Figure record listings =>
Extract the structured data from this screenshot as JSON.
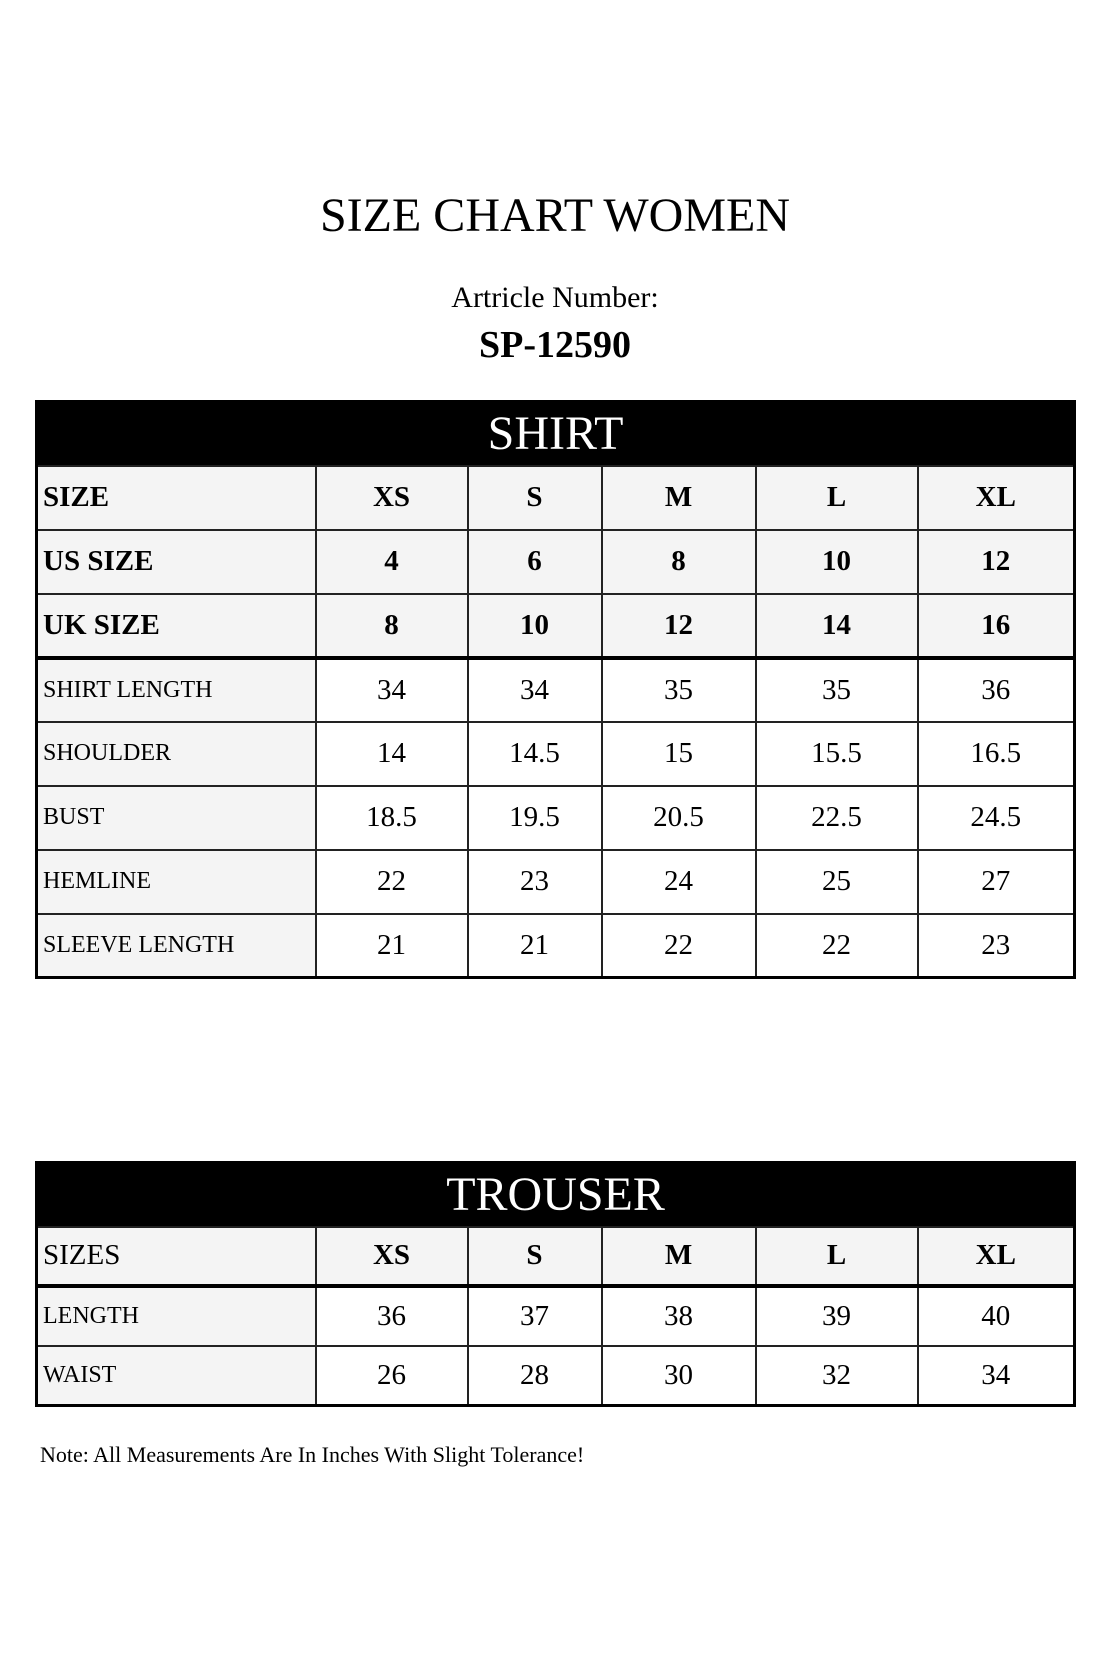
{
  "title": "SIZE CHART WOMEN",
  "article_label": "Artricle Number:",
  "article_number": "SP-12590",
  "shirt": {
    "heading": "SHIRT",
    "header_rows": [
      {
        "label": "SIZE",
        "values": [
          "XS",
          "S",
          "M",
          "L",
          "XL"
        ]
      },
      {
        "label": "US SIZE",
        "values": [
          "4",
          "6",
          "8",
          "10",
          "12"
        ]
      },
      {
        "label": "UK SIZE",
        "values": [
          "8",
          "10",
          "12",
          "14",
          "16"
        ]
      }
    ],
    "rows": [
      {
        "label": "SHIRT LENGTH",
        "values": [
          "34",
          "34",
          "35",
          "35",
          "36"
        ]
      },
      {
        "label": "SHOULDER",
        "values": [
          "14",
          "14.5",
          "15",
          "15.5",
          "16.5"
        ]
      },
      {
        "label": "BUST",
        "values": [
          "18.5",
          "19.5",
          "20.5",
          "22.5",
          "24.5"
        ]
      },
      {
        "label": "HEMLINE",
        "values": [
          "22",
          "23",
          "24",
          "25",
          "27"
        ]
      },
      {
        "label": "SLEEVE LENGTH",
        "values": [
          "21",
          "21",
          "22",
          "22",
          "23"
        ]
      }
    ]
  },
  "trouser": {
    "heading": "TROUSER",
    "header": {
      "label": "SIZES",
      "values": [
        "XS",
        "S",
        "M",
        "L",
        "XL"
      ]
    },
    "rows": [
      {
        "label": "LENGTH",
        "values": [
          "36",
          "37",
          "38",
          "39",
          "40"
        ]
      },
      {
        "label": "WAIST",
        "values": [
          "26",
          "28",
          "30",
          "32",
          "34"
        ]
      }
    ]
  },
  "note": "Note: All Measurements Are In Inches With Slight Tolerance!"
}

Problem statement => Among the lines of the listing, how many hold the string "LENGTH"? Respond with only the number.

Worked answer => 3